--- Exercise requirements ---
Put each line of the data, from the start through the line containing "- value-label: 19: [508, 216, 530, 236]", into a JSON list of strings, one string per line, leaving out any blank lines.

--- Records provided ---

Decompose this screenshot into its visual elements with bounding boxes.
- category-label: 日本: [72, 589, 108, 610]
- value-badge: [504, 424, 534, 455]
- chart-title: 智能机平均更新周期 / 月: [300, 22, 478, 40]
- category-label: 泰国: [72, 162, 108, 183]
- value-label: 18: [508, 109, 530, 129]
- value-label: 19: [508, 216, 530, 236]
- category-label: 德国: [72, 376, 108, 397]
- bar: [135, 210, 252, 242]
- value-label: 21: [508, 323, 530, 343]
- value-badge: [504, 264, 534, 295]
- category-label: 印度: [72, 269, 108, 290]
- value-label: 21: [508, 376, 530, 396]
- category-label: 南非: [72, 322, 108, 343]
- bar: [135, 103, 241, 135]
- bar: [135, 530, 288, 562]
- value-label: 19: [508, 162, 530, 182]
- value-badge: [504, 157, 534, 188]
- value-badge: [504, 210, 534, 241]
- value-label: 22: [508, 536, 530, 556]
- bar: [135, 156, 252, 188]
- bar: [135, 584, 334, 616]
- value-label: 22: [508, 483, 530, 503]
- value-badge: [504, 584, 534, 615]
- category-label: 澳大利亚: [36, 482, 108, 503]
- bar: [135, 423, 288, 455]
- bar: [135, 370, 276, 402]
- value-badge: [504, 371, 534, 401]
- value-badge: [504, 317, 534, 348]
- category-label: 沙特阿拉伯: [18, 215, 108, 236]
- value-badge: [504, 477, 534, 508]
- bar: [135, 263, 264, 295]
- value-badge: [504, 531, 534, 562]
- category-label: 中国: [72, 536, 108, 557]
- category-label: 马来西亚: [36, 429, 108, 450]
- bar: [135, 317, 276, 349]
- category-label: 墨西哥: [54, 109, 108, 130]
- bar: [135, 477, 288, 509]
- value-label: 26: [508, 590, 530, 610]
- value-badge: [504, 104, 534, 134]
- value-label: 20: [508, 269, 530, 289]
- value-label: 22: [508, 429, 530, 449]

--- The reply ---
[
  "Decompose this screenshot into its visual elements with bounding boxes.",
  "- category-label: 日本: [72, 589, 108, 610]",
  "- value-badge: [504, 424, 534, 455]",
  "- chart-title: 智能机平均更新周期 / 月: [300, 22, 478, 40]",
  "- category-label: 泰国: [72, 162, 108, 183]",
  "- value-label: 18: [508, 109, 530, 129]",
  "- value-label: 19: [508, 216, 530, 236]"
]